--- Begin Record list ---

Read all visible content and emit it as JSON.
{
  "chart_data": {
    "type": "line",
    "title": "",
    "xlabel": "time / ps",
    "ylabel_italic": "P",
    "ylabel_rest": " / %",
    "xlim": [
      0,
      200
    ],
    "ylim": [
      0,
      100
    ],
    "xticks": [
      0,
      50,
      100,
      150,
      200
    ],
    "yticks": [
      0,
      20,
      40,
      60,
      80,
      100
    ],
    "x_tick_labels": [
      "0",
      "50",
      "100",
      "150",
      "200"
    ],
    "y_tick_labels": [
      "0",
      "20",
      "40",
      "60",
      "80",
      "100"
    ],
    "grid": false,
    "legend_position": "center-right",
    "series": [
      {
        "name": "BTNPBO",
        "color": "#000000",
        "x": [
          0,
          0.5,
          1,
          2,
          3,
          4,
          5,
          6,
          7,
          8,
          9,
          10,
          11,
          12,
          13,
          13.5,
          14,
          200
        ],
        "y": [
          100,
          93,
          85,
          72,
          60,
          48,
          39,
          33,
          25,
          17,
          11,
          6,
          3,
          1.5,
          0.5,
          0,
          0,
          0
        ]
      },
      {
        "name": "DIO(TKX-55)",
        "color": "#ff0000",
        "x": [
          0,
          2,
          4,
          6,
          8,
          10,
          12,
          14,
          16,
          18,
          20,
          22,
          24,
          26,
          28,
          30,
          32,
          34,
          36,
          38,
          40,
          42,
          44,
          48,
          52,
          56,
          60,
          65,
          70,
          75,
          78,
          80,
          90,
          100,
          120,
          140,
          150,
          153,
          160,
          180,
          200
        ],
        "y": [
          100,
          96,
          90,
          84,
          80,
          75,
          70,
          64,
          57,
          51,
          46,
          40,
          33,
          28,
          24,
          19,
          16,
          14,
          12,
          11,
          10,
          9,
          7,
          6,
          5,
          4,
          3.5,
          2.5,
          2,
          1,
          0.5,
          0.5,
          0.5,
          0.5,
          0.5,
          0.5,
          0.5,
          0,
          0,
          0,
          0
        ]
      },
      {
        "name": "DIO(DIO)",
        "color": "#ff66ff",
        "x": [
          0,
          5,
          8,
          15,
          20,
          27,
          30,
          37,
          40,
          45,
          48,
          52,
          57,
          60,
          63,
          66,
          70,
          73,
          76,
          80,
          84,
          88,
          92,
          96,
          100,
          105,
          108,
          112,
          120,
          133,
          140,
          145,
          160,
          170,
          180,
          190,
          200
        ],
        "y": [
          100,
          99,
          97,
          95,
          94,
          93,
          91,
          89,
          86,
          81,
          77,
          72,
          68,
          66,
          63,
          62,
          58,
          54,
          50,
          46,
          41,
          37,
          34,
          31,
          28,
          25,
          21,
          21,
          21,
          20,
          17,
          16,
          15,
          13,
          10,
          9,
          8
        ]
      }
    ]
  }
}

--- End Record list ---

■ What is needed ■
Exactly reproduce all of the entries above.

■ The output ■
Read all visible content and emit it as JSON.
{
  "chart_data": {
    "type": "line",
    "title": "",
    "xlabel": "time / ps",
    "ylabel_italic": "P",
    "ylabel_rest": " / %",
    "xlim": [
      0,
      200
    ],
    "ylim": [
      0,
      100
    ],
    "xticks": [
      0,
      50,
      100,
      150,
      200
    ],
    "yticks": [
      0,
      20,
      40,
      60,
      80,
      100
    ],
    "x_tick_labels": [
      "0",
      "50",
      "100",
      "150",
      "200"
    ],
    "y_tick_labels": [
      "0",
      "20",
      "40",
      "60",
      "80",
      "100"
    ],
    "grid": false,
    "legend_position": "center-right",
    "series": [
      {
        "name": "BTNPBO",
        "color": "#000000",
        "x": [
          0,
          0.5,
          1,
          2,
          3,
          4,
          5,
          6,
          7,
          8,
          9,
          10,
          11,
          12,
          13,
          13.5,
          14,
          200
        ],
        "y": [
          100,
          93,
          85,
          72,
          60,
          48,
          39,
          33,
          25,
          17,
          11,
          6,
          3,
          1.5,
          0.5,
          0,
          0,
          0
        ]
      },
      {
        "name": "DIO(TKX-55)",
        "color": "#ff0000",
        "x": [
          0,
          2,
          4,
          6,
          8,
          10,
          12,
          14,
          16,
          18,
          20,
          22,
          24,
          26,
          28,
          30,
          32,
          34,
          36,
          38,
          40,
          42,
          44,
          48,
          52,
          56,
          60,
          65,
          70,
          75,
          78,
          80,
          90,
          100,
          120,
          140,
          150,
          153,
          160,
          180,
          200
        ],
        "y": [
          100,
          96,
          90,
          84,
          80,
          75,
          70,
          64,
          57,
          51,
          46,
          40,
          33,
          28,
          24,
          19,
          16,
          14,
          12,
          11,
          10,
          9,
          7,
          6,
          5,
          4,
          3.5,
          2.5,
          2,
          1,
          0.5,
          0.5,
          0.5,
          0.5,
          0.5,
          0.5,
          0.5,
          0,
          0,
          0,
          0
        ]
      },
      {
        "name": "DIO(DIO)",
        "color": "#ff66ff",
        "x": [
          0,
          5,
          8,
          15,
          20,
          27,
          30,
          37,
          40,
          45,
          48,
          52,
          57,
          60,
          63,
          66,
          70,
          73,
          76,
          80,
          84,
          88,
          92,
          96,
          100,
          105,
          108,
          112,
          120,
          133,
          140,
          145,
          160,
          170,
          180,
          190,
          200
        ],
        "y": [
          100,
          99,
          97,
          95,
          94,
          93,
          91,
          89,
          86,
          81,
          77,
          72,
          68,
          66,
          63,
          62,
          58,
          54,
          50,
          46,
          41,
          37,
          34,
          31,
          28,
          25,
          21,
          21,
          21,
          20,
          17,
          16,
          15,
          13,
          10,
          9,
          8
        ]
      }
    ]
  }
}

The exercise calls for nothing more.